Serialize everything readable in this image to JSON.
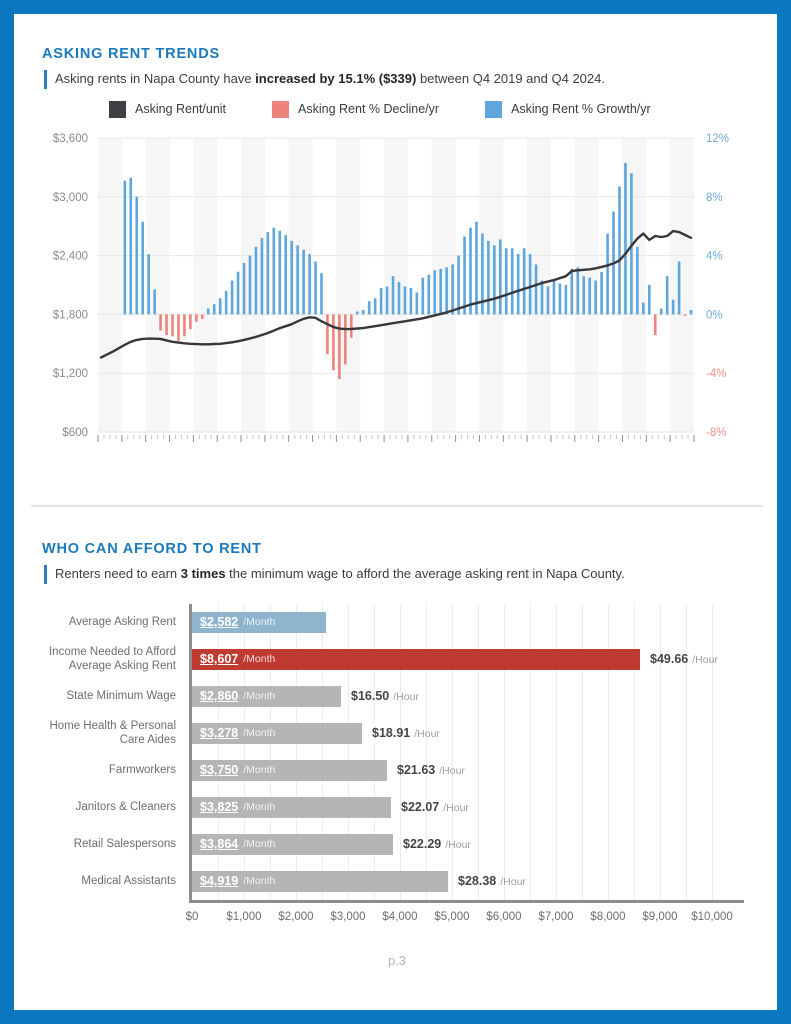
{
  "page": {
    "number_label": "p.3",
    "border_color": "#0a77c1",
    "background": "#ffffff"
  },
  "section_rent_trends": {
    "title": "ASKING RENT TRENDS",
    "title_color": "#1b7abc",
    "subtitle_prefix": "Asking rents in Napa County have ",
    "subtitle_bold": "increased by 15.1% ($339)",
    "subtitle_suffix": " between Q4 2019 and Q4 2024.",
    "legend": [
      {
        "label": "Asking Rent/unit",
        "color": "#3f3f44"
      },
      {
        "label": "Asking Rent % Decline/yr",
        "color": "#ee837d"
      },
      {
        "label": "Asking Rent % Growth/yr",
        "color": "#5fa6dc"
      }
    ]
  },
  "section_afford": {
    "title": "WHO CAN AFFORD TO RENT",
    "title_color": "#1b7abc",
    "subtitle_prefix": "Renters need to earn ",
    "subtitle_bold": "3 times",
    "subtitle_suffix": " the minimum wage to afford the average asking rent in Napa County."
  },
  "chart_data": [
    {
      "type": "combo-bar-line",
      "title": "Asking Rent Trends",
      "x_axis": {
        "frequency": "quarterly",
        "start": "2000 Q1",
        "end": "2024 Q4",
        "tick_labels_shown": false
      },
      "left_axis": {
        "ticks": [
          "$3,600",
          "$3,000",
          "$2,400",
          "$1,800",
          "$1,200",
          "$600"
        ],
        "min": 600,
        "max": 3600,
        "label_color": "#8b8b8b"
      },
      "right_axis": {
        "ticks": [
          "12%",
          "8%",
          "4%",
          "0%",
          "-4%",
          "-8%"
        ],
        "min": -8,
        "max": 12,
        "positive_color": "#6babde",
        "negative_color": "#f0918b"
      },
      "line_series": {
        "name": "Asking Rent/unit",
        "color": "#36363b",
        "start": "2000 Q1",
        "values": [
          1360,
          1390,
          1420,
          1455,
          1490,
          1520,
          1540,
          1550,
          1553,
          1552,
          1550,
          1535,
          1520,
          1512,
          1505,
          1500,
          1497,
          1495,
          1495,
          1498,
          1500,
          1507,
          1515,
          1527,
          1540,
          1555,
          1570,
          1590,
          1610,
          1635,
          1660,
          1680,
          1700,
          1730,
          1755,
          1770,
          1765,
          1730,
          1700,
          1670,
          1655,
          1650,
          1652,
          1656,
          1660,
          1670,
          1680,
          1690,
          1700,
          1710,
          1720,
          1730,
          1740,
          1750,
          1760,
          1775,
          1790,
          1805,
          1820,
          1840,
          1860,
          1880,
          1900,
          1915,
          1930,
          1945,
          1960,
          1980,
          2000,
          2020,
          2040,
          2060,
          2080,
          2100,
          2120,
          2135,
          2150,
          2170,
          2190,
          2243,
          2250,
          2255,
          2260,
          2270,
          2285,
          2300,
          2320,
          2350,
          2420,
          2500,
          2573,
          2624,
          2560,
          2600,
          2590,
          2600,
          2650,
          2640,
          2610,
          2582
        ]
      },
      "bar_series": {
        "name": "Asking Rent % Growth/Decline per year",
        "growth_color": "#5fa6dc",
        "decline_color": "#ee837d",
        "start": "2001 Q1",
        "values": [
          9.1,
          9.3,
          8.0,
          6.3,
          4.1,
          1.7,
          -1.1,
          -1.4,
          -1.5,
          -1.8,
          -1.5,
          -1.0,
          -0.5,
          -0.3,
          0.4,
          0.7,
          1.1,
          1.6,
          2.3,
          2.9,
          3.5,
          4.0,
          4.6,
          5.2,
          5.6,
          5.9,
          5.7,
          5.4,
          5.0,
          4.7,
          4.4,
          4.1,
          3.6,
          2.8,
          -2.7,
          -3.8,
          -4.4,
          -3.4,
          -1.6,
          0.2,
          0.3,
          0.9,
          1.1,
          1.8,
          1.9,
          2.6,
          2.2,
          1.9,
          1.8,
          1.5,
          2.5,
          2.7,
          3.0,
          3.1,
          3.2,
          3.4,
          4.0,
          5.3,
          5.9,
          6.3,
          5.5,
          5.0,
          4.7,
          5.1,
          4.5,
          4.5,
          4.1,
          4.5,
          4.1,
          3.4,
          2.3,
          1.9,
          2.3,
          2.1,
          2.0,
          3.1,
          3.2,
          2.6,
          2.5,
          2.3,
          2.9,
          5.5,
          7.0,
          8.7,
          10.3,
          9.6,
          4.6,
          0.8,
          2.0,
          -1.4,
          0.4,
          2.6,
          1.0,
          3.6,
          -0.1,
          0.3
        ]
      },
      "grid": true,
      "plot_band_color": "#f6f6f6"
    },
    {
      "type": "bar",
      "orientation": "horizontal",
      "categories": [
        "Average Asking Rent",
        "Income Needed to Afford Average Asking Rent",
        "State Minimum Wage",
        "Home Health & Personal Care Aides",
        "Farmworkers",
        "Janitors & Cleaners",
        "Retail Salespersons",
        "Medical Assistants"
      ],
      "values": [
        2582,
        8607,
        2860,
        3278,
        3750,
        3825,
        3864,
        4919
      ],
      "monthly_labels": [
        "$2,582",
        "$8,607",
        "$2,860",
        "$3,278",
        "$3,750",
        "$3,825",
        "$3,864",
        "$4,919"
      ],
      "hourly_labels": [
        "",
        "$49.66",
        "$16.50",
        "$18.91",
        "$21.63",
        "$22.07",
        "$22.29",
        "$28.38"
      ],
      "month_suffix": "/Month",
      "hour_suffix": "/Hour",
      "bar_colors": [
        "#8fb4ce",
        "#bf3a30",
        "#b5b5b5",
        "#b5b5b5",
        "#b5b5b5",
        "#b5b5b5",
        "#b5b5b5",
        "#b5b5b5"
      ],
      "x_ticks": [
        "$0",
        "$1,000",
        "$2,000",
        "$3,000",
        "$4,000",
        "$5,000",
        "$6,000",
        "$7,000",
        "$8,000",
        "$9,000",
        "$10,000"
      ],
      "xlim": [
        0,
        10000
      ],
      "grid": true
    }
  ]
}
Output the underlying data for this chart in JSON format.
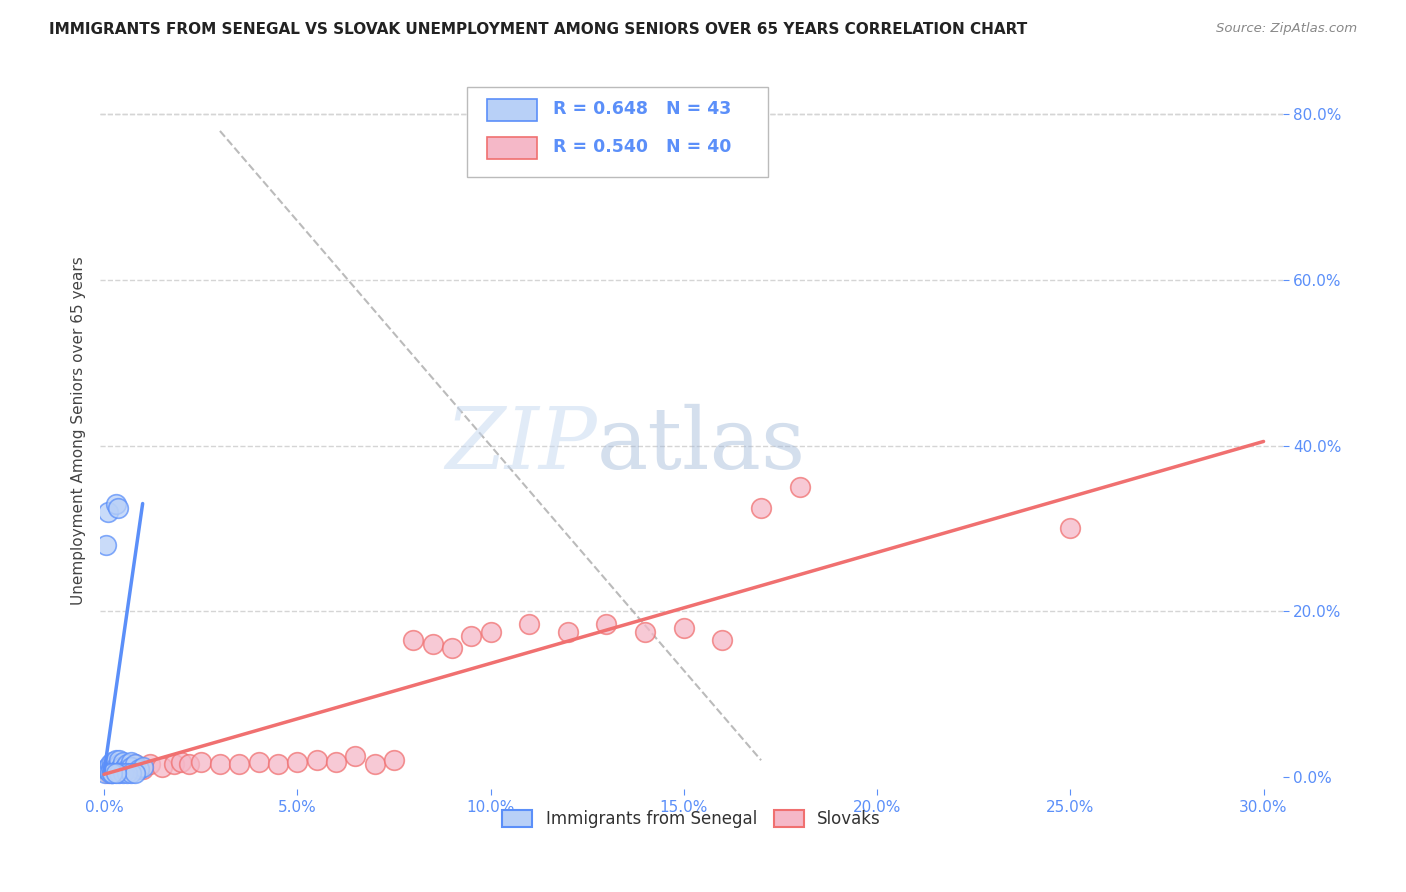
{
  "title": "IMMIGRANTS FROM SENEGAL VS SLOVAK UNEMPLOYMENT AMONG SENIORS OVER 65 YEARS CORRELATION CHART",
  "source": "Source: ZipAtlas.com",
  "ylabel": "Unemployment Among Seniors over 65 years",
  "xlim": [
    -0.001,
    0.305
  ],
  "ylim": [
    -0.015,
    0.85
  ],
  "legend1_label": "R = 0.648   N = 43",
  "legend2_label": "R = 0.540   N = 40",
  "legend_bottom1": "Immigrants from Senegal",
  "legend_bottom2": "Slovaks",
  "senegal_color": "#5b8ff9",
  "senegal_fill": "#b8d0f7",
  "slovak_color": "#f07070",
  "slovak_fill": "#f5b8c8",
  "watermark_zip": "ZIP",
  "watermark_atlas": "atlas",
  "background_color": "#ffffff",
  "grid_color": "#d5d5d5",
  "title_color": "#222222",
  "axis_label_color": "#444444",
  "right_axis_color": "#5b8ff9",
  "bottom_axis_color": "#5b8ff9",
  "senegal_scatter_x": [
    0.0003,
    0.0005,
    0.0008,
    0.001,
    0.0012,
    0.0015,
    0.0018,
    0.002,
    0.002,
    0.0022,
    0.0025,
    0.0028,
    0.003,
    0.003,
    0.0032,
    0.0035,
    0.004,
    0.004,
    0.0042,
    0.0045,
    0.005,
    0.005,
    0.0055,
    0.006,
    0.006,
    0.007,
    0.007,
    0.008,
    0.009,
    0.01,
    0.0005,
    0.001,
    0.0015,
    0.002,
    0.003,
    0.0035,
    0.004,
    0.005,
    0.006,
    0.007,
    0.008,
    0.002,
    0.003
  ],
  "senegal_scatter_y": [
    0.005,
    0.01,
    0.008,
    0.012,
    0.007,
    0.015,
    0.01,
    0.018,
    0.005,
    0.012,
    0.008,
    0.015,
    0.02,
    0.01,
    0.012,
    0.008,
    0.015,
    0.02,
    0.01,
    0.012,
    0.018,
    0.008,
    0.012,
    0.015,
    0.01,
    0.018,
    0.012,
    0.015,
    0.01,
    0.012,
    0.28,
    0.32,
    0.005,
    0.005,
    0.33,
    0.325,
    0.005,
    0.005,
    0.005,
    0.005,
    0.005,
    0.005,
    0.005
  ],
  "slovak_scatter_x": [
    0.001,
    0.002,
    0.003,
    0.004,
    0.005,
    0.006,
    0.007,
    0.008,
    0.009,
    0.01,
    0.012,
    0.015,
    0.018,
    0.02,
    0.022,
    0.025,
    0.03,
    0.035,
    0.04,
    0.045,
    0.05,
    0.055,
    0.06,
    0.065,
    0.07,
    0.075,
    0.08,
    0.085,
    0.09,
    0.095,
    0.1,
    0.11,
    0.12,
    0.13,
    0.14,
    0.15,
    0.16,
    0.17,
    0.25,
    0.18
  ],
  "slovak_scatter_y": [
    0.005,
    0.008,
    0.01,
    0.008,
    0.012,
    0.01,
    0.012,
    0.015,
    0.012,
    0.01,
    0.015,
    0.012,
    0.015,
    0.018,
    0.015,
    0.018,
    0.015,
    0.015,
    0.018,
    0.015,
    0.018,
    0.02,
    0.018,
    0.025,
    0.015,
    0.02,
    0.165,
    0.16,
    0.155,
    0.17,
    0.175,
    0.185,
    0.175,
    0.185,
    0.175,
    0.18,
    0.165,
    0.325,
    0.3,
    0.35
  ],
  "senegal_trendline_x": [
    0.0,
    0.01
  ],
  "senegal_trendline_y": [
    0.005,
    0.33
  ],
  "slovak_trendline_x": [
    0.0,
    0.3
  ],
  "slovak_trendline_y": [
    0.003,
    0.405
  ],
  "dashed_line_x": [
    0.03,
    0.17
  ],
  "dashed_line_y": [
    0.78,
    0.02
  ]
}
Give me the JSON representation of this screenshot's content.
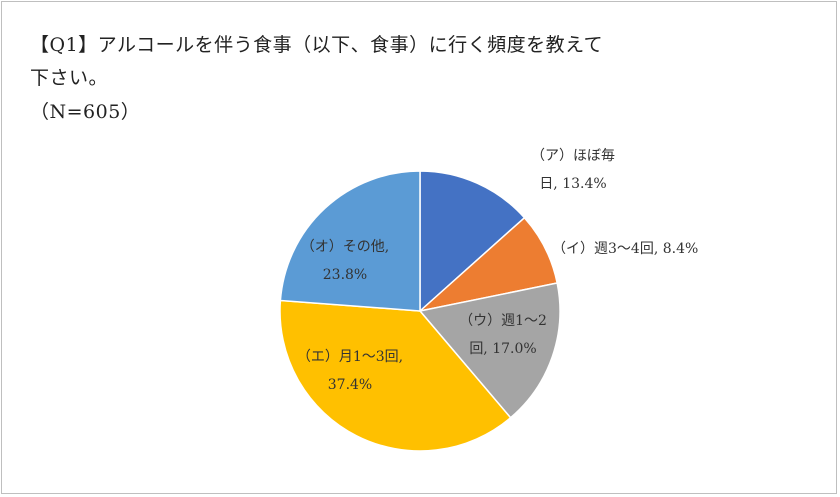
{
  "chart_data": {
    "type": "pie",
    "title": [
      "【Q1】アルコールを伴う食事（以下、食事）に行く頻度を教えて",
      "下さい。",
      "（N=605）"
    ],
    "slices": [
      {
        "label": "（ア）ほぼ毎日",
        "value": 13.4,
        "display": [
          "（ア）ほぼ毎",
          "日, 13.4%"
        ],
        "color": "#4472C4"
      },
      {
        "label": "（イ）週3～4回",
        "value": 8.4,
        "display": [
          "（イ）週3～4回, 8.4%"
        ],
        "color": "#ED7D31"
      },
      {
        "label": "（ウ）週1～2回",
        "value": 17.0,
        "display": [
          "（ウ）週1～2",
          "回, 17.0%"
        ],
        "color": "#A5A5A5"
      },
      {
        "label": "（エ）月1～3回",
        "value": 37.4,
        "display": [
          "（エ）月1～3回,",
          "37.4%"
        ],
        "color": "#FFC000"
      },
      {
        "label": "（オ）その他",
        "value": 23.8,
        "display": [
          "（オ）その他,",
          "23.8%"
        ],
        "color": "#5B9BD5"
      }
    ],
    "start_angle": "12 o'clock",
    "direction": "clockwise",
    "legend": "none"
  }
}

* Stated goal *
Copy each line of the entries that includes the word "Napa".

* Written response *
    "subtitle_prefix": "Asking rents in Napa County have ",
    "subtitle_suffix": " the minimum wage to afford the average asking rent in Napa County."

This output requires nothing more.